**Aim of the exercise**
Find the string "processes" in the records. Copy every line it appears in.

■ ■ ■ ■ ■ ■ ■

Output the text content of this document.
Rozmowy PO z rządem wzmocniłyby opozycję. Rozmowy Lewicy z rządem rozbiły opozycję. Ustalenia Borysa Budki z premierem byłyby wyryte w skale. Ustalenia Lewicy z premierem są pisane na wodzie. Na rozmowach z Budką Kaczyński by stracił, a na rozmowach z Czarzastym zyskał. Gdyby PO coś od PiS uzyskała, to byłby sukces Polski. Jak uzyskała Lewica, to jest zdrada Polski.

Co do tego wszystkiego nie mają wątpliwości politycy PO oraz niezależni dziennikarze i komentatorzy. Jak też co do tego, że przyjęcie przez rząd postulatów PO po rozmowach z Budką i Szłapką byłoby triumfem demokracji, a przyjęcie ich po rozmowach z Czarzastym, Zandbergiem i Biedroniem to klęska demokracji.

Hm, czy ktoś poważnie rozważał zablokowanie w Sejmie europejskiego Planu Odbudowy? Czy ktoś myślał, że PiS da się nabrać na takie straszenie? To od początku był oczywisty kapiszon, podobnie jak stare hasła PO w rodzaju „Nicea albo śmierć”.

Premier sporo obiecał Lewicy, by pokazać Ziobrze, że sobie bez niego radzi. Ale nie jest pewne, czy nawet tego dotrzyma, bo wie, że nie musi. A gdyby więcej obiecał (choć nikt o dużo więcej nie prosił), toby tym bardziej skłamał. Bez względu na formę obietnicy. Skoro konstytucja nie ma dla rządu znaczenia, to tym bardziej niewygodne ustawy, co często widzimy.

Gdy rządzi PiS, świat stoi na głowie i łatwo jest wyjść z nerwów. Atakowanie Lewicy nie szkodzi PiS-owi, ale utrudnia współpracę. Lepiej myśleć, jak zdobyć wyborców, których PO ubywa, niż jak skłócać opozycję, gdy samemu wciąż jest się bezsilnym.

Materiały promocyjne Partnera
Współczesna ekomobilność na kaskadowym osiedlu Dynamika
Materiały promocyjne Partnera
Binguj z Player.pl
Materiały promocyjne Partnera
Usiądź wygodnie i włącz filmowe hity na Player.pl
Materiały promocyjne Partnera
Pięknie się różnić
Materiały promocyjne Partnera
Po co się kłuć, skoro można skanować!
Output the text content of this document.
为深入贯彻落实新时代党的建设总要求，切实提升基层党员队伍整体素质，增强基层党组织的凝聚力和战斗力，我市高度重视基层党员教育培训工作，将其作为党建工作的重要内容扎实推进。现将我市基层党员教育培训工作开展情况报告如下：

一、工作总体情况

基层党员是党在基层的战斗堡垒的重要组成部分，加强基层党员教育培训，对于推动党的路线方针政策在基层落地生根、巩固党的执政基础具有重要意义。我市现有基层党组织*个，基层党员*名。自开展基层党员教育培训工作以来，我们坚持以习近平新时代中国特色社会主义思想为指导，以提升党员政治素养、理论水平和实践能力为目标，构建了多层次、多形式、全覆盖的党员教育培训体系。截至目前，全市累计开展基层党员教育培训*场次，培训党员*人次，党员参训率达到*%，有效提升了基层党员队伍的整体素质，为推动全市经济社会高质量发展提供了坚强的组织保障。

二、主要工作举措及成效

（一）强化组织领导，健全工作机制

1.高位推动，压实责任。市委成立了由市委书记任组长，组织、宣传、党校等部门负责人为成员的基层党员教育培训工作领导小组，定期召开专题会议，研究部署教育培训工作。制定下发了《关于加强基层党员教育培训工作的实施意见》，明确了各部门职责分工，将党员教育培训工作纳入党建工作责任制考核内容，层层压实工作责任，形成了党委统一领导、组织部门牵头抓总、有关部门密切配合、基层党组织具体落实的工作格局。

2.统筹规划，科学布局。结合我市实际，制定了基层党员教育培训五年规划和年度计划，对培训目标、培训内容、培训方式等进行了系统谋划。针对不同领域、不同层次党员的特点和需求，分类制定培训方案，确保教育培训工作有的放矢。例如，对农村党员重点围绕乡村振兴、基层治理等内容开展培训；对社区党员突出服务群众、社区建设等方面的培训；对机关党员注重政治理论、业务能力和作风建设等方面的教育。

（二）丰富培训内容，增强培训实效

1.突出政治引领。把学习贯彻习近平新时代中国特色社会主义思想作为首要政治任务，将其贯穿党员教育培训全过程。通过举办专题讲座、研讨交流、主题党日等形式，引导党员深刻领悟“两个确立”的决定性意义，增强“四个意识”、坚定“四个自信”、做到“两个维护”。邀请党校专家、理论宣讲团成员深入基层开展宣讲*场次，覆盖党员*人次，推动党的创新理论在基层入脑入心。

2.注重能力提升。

■ ■ ■ ■ ■ ■ ■

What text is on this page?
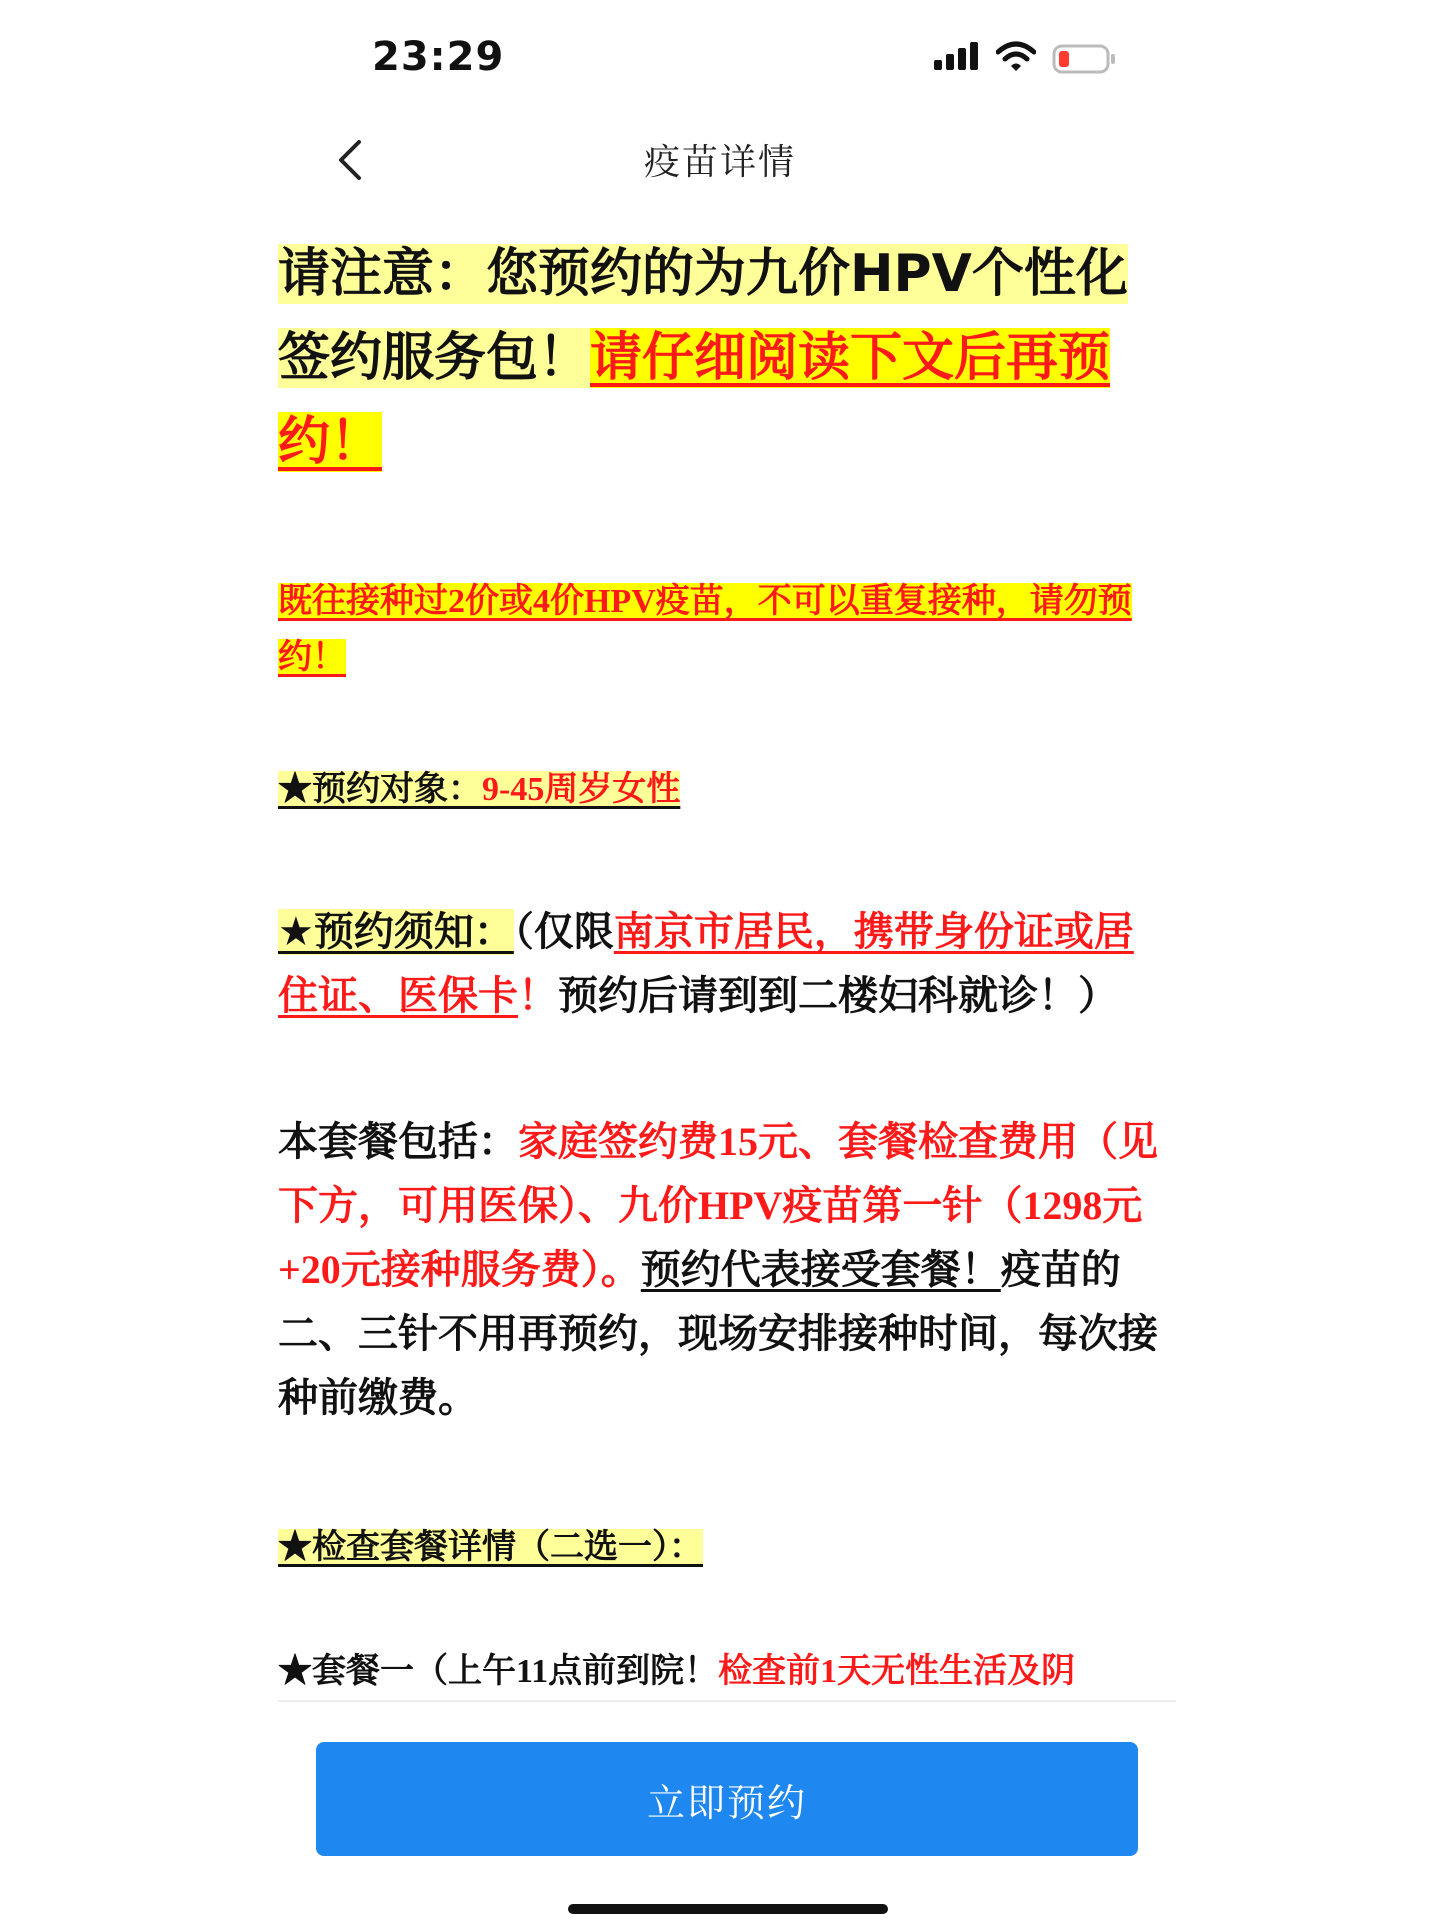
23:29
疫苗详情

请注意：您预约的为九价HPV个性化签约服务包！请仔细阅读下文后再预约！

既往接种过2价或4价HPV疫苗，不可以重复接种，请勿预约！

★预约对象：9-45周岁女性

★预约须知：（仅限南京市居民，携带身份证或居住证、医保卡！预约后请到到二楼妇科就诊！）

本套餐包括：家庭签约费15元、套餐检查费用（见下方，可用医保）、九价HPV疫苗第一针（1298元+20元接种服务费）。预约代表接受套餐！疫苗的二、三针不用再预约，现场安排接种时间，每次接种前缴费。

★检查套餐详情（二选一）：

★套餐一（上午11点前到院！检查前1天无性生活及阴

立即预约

■ ■ ■ ■ ■ ■ ■

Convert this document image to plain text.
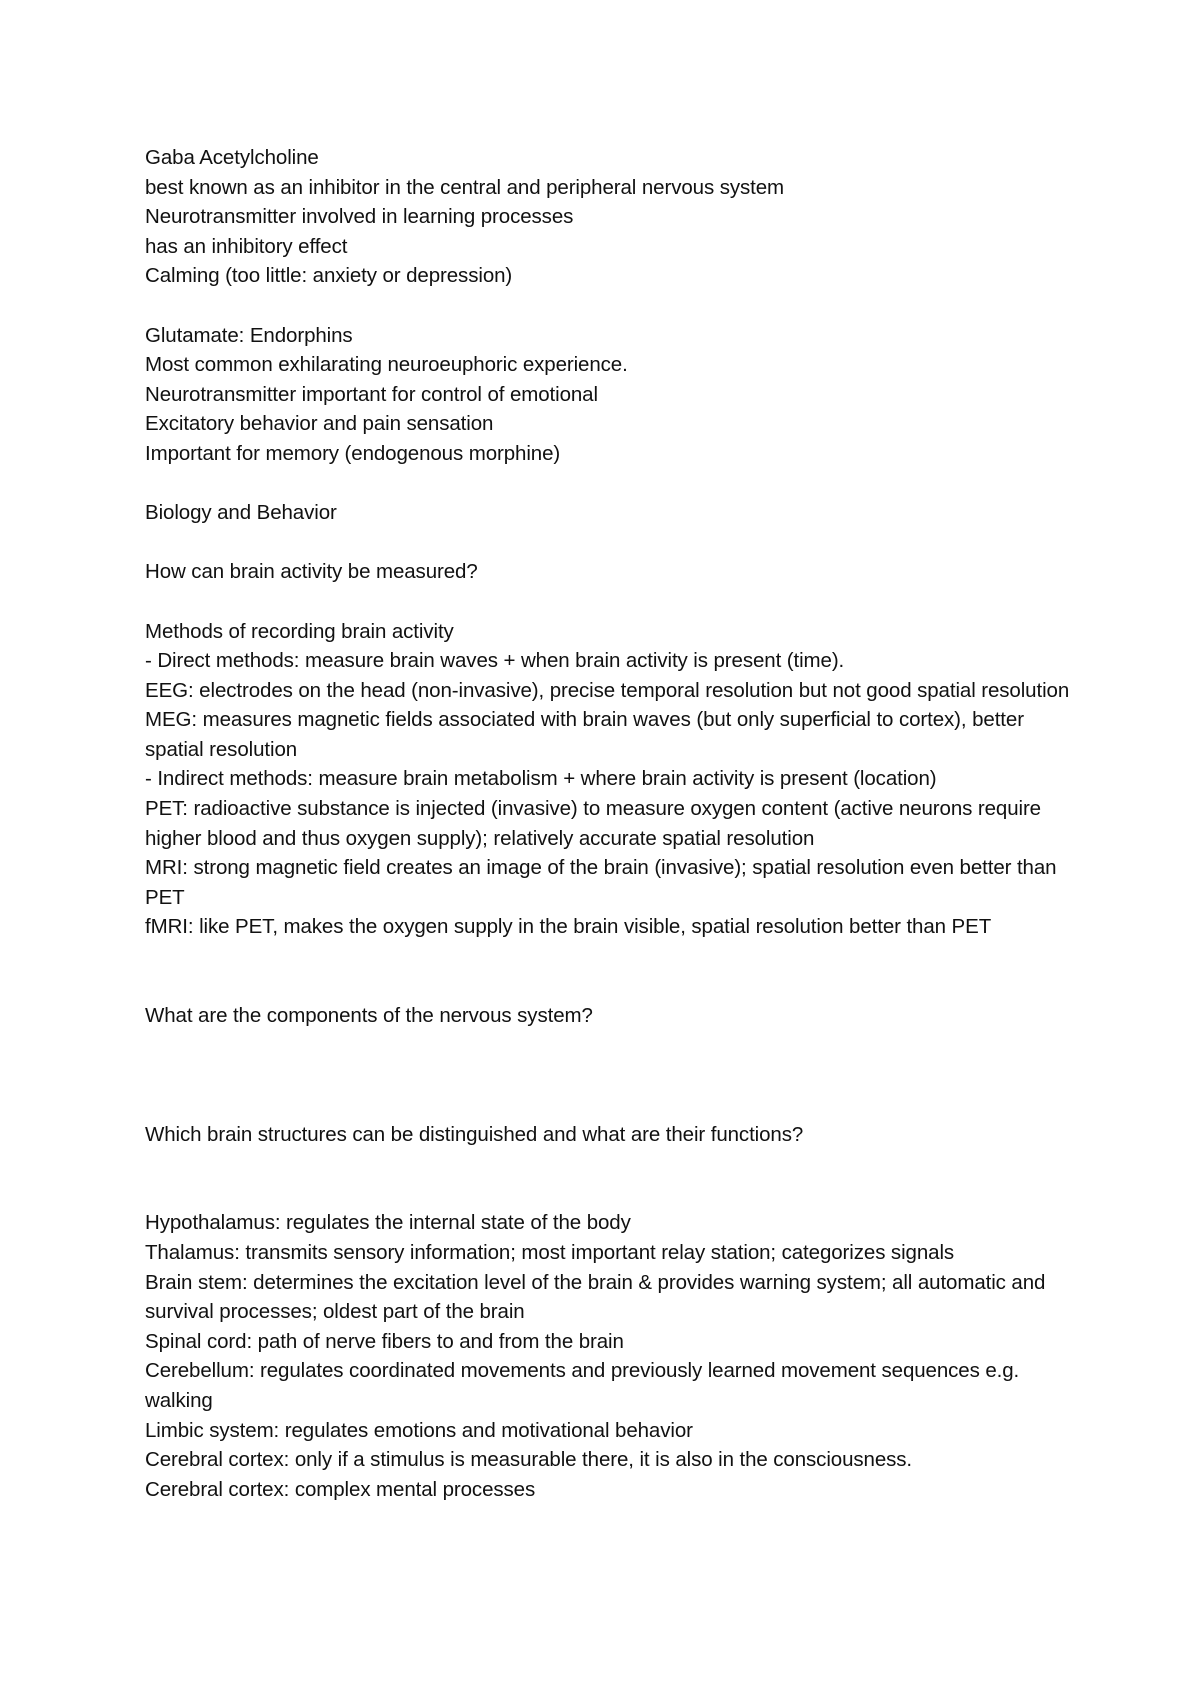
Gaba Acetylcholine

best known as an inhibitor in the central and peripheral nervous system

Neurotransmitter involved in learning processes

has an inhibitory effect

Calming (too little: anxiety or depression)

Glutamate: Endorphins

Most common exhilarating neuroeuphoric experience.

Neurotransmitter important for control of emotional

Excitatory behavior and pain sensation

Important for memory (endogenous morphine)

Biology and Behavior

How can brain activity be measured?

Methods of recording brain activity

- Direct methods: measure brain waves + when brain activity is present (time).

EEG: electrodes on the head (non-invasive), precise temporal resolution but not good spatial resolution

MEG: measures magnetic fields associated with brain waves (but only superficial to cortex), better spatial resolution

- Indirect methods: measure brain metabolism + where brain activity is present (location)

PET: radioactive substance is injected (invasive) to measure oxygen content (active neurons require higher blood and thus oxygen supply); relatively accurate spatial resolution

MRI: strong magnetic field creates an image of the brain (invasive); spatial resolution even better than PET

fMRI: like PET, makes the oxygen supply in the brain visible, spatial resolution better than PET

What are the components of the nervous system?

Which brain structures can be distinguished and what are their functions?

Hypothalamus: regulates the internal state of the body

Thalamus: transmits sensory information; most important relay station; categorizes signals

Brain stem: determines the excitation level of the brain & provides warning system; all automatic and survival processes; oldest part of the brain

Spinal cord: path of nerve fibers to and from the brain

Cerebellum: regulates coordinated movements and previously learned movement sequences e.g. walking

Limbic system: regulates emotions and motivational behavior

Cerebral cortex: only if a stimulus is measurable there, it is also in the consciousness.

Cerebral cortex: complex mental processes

■ ■ ■ ■ ■ ■ ■

**Exercise solution**
Neurotransmitter involved in learning processes
Brain stem: determines the excitation level of the brain & provides warning system; all automatic and survival processes; oldest part of the brain
Cerebral cortex: complex mental processes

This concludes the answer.